What you are asked to do: Identify the lines that contain the string "screenshot", then copy each of them.

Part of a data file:
— Start —
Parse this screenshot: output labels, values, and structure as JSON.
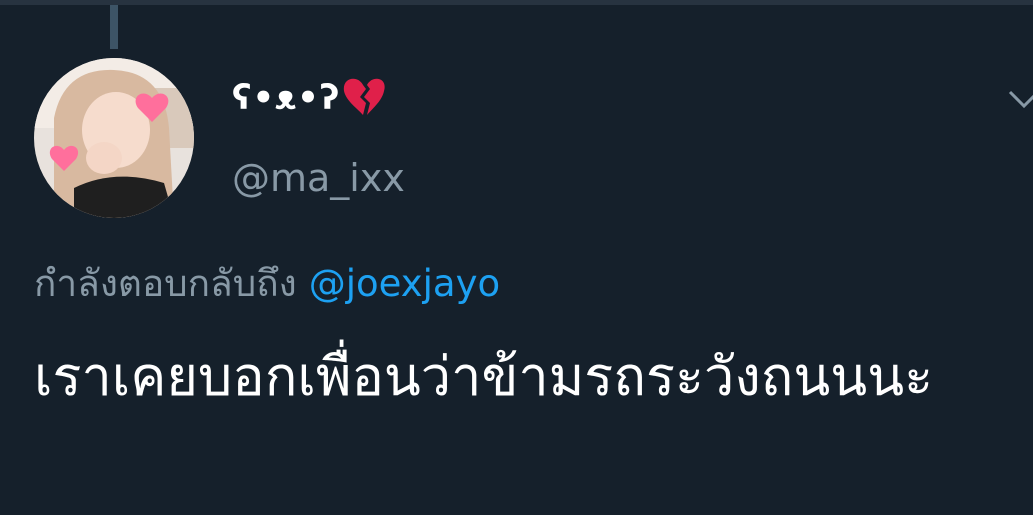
{
  "tweet": {
    "author": {
      "display_name": "ʕ•ᴥ•ʔ",
      "display_emoji": "broken-heart-emoji",
      "handle": "@ma_ixx",
      "avatar": "profile-photo"
    },
    "reply_prefix": "กำลังตอบกลับถึง",
    "reply_to": "@joexjayo",
    "text": "เราเคยบอกเพื่อนว่าข้ามรถระวังถนนนะ",
    "menu_icon": "chevron-down-icon"
  },
  "colors": {
    "background": "#15202b",
    "secondary_text": "#8899a6",
    "link": "#1da1f2",
    "thread_line": "#3d5466"
  }
}
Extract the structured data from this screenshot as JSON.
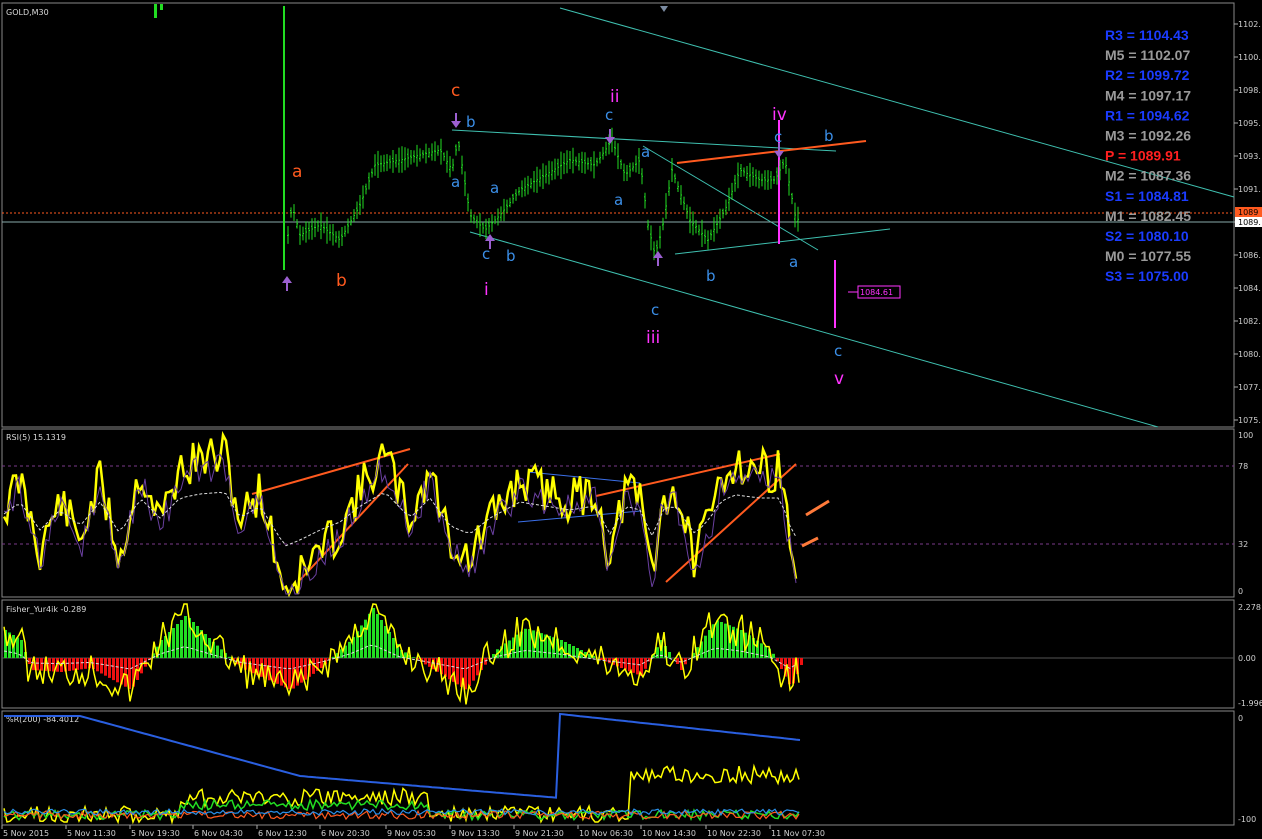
{
  "colors": {
    "background": "#000000",
    "candle": "#22dd22",
    "channel": "#3fc0b0",
    "wave_orange": "#ff5a1f",
    "wave_blue": "#3b8fe8",
    "wave_magenta": "#ff33ff",
    "rsi": "#ffff00",
    "fisher_up": "#22dd22",
    "fisher_down": "#ee1111",
    "pivot_blue": "#1b3cff",
    "pivot_gray": "#9a9a9a",
    "pivot_red": "#ff2020"
  },
  "main": {
    "title": "GOLD,M30",
    "price_axis": [
      "1102.",
      "1100.",
      "1098.",
      "1095.",
      "1093.",
      "1091.",
      "1089.",
      "1086.",
      "1084.",
      "1082.",
      "1080.",
      "1077.",
      "1075."
    ],
    "price_tag_1": "1089",
    "price_tag_2": "1089.",
    "target_label": "1084.61",
    "pivots": [
      {
        "text": "R3 = 1104.43",
        "color": "#1b3cff"
      },
      {
        "text": "M5 = 1102.07",
        "color": "#9a9a9a"
      },
      {
        "text": "R2 = 1099.72",
        "color": "#1b3cff"
      },
      {
        "text": "M4 = 1097.17",
        "color": "#9a9a9a"
      },
      {
        "text": "R1 = 1094.62",
        "color": "#1b3cff"
      },
      {
        "text": "M3 = 1092.26",
        "color": "#9a9a9a"
      },
      {
        "text": "P   = 1089.91",
        "color": "#ff2020"
      },
      {
        "text": "M2 = 1087.36",
        "color": "#9a9a9a"
      },
      {
        "text": "S1 = 1084.81",
        "color": "#1b3cff"
      },
      {
        "text": "M1 = 1082.45",
        "color": "#9a9a9a"
      },
      {
        "text": "S2 = 1080.10",
        "color": "#1b3cff"
      },
      {
        "text": "M0 = 1077.55",
        "color": "#9a9a9a"
      },
      {
        "text": "S3 = 1075.00",
        "color": "#1b3cff"
      }
    ],
    "wave_labels": [
      {
        "text": "c",
        "color": "#ff5a1f"
      },
      {
        "text": "a",
        "color": "#ff5a1f"
      },
      {
        "text": "b",
        "color": "#ff5a1f"
      },
      {
        "text": "b",
        "color": "#3b8fe8"
      },
      {
        "text": "a",
        "color": "#3b8fe8"
      },
      {
        "text": "a",
        "color": "#3b8fe8"
      },
      {
        "text": "c",
        "color": "#3b8fe8"
      },
      {
        "text": "b",
        "color": "#3b8fe8"
      },
      {
        "text": "i",
        "color": "#ff33ff"
      },
      {
        "text": "ii",
        "color": "#ff33ff"
      },
      {
        "text": "c",
        "color": "#3b8fe8"
      },
      {
        "text": "a",
        "color": "#3b8fe8"
      },
      {
        "text": "a",
        "color": "#3b8fe8"
      },
      {
        "text": "b",
        "color": "#3b8fe8"
      },
      {
        "text": "c",
        "color": "#3b8fe8"
      },
      {
        "text": "iii",
        "color": "#ff33ff"
      },
      {
        "text": "iv",
        "color": "#ff33ff"
      },
      {
        "text": "c",
        "color": "#3b8fe8"
      },
      {
        "text": "b",
        "color": "#3b8fe8"
      },
      {
        "text": "a",
        "color": "#3b8fe8"
      },
      {
        "text": "c",
        "color": "#3b8fe8"
      },
      {
        "text": "v",
        "color": "#ff33ff"
      }
    ]
  },
  "rsi": {
    "title": "RSI(5) 15.1319",
    "axis": [
      "100",
      "78",
      "32",
      "0"
    ]
  },
  "fisher": {
    "title": "Fisher_Yur4ik -0.289",
    "axis": [
      "2.278",
      "0.00",
      "-1.996"
    ]
  },
  "wpr": {
    "title": "%R(200) -84.4012",
    "axis": [
      "0",
      "-100"
    ]
  },
  "time_axis": [
    "5 Nov 2015",
    "5 Nov 11:30",
    "5 Nov 19:30",
    "6 Nov 04:30",
    "6 Nov 12:30",
    "6 Nov 20:30",
    "9 Nov 05:30",
    "9 Nov 13:30",
    "9 Nov 21:30",
    "10 Nov 06:30",
    "10 Nov 14:30",
    "10 Nov 22:30",
    "11 Nov 07:30"
  ],
  "chart_data": {
    "type": "line",
    "symbol": "GOLD",
    "timeframe": "M30",
    "indicators": [
      {
        "name": "RSI(5)",
        "last": 15.1319,
        "levels": [
          78,
          32
        ]
      },
      {
        "name": "Fisher_Yur4ik",
        "last": -0.289,
        "range": [
          -1.996,
          2.278
        ]
      },
      {
        "name": "%R(200)",
        "last": -84.4012,
        "range": [
          -100,
          0
        ]
      }
    ],
    "pivots": {
      "R3": 1104.43,
      "M5": 1102.07,
      "R2": 1099.72,
      "M4": 1097.17,
      "R1": 1094.62,
      "M3": 1092.26,
      "P": 1089.91,
      "M2": 1087.36,
      "S1": 1084.81,
      "M1": 1082.45,
      "S2": 1080.1,
      "M0": 1077.55,
      "S3": 1075.0
    },
    "price_range": [
      1074,
      1103.5
    ],
    "target": 1084.61
  }
}
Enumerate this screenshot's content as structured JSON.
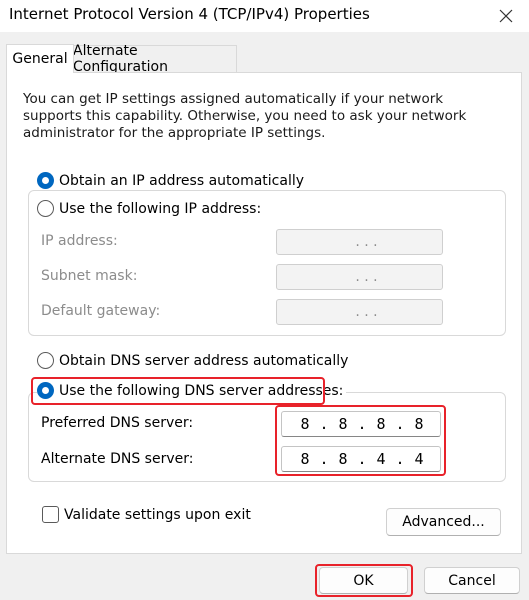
— End —
Finished task:
Parse this screenshot: output labels, values, and structure as JSON.
Extract the structured data from this screenshot as JSON.
Enumerate this screenshot's content as structured JSON.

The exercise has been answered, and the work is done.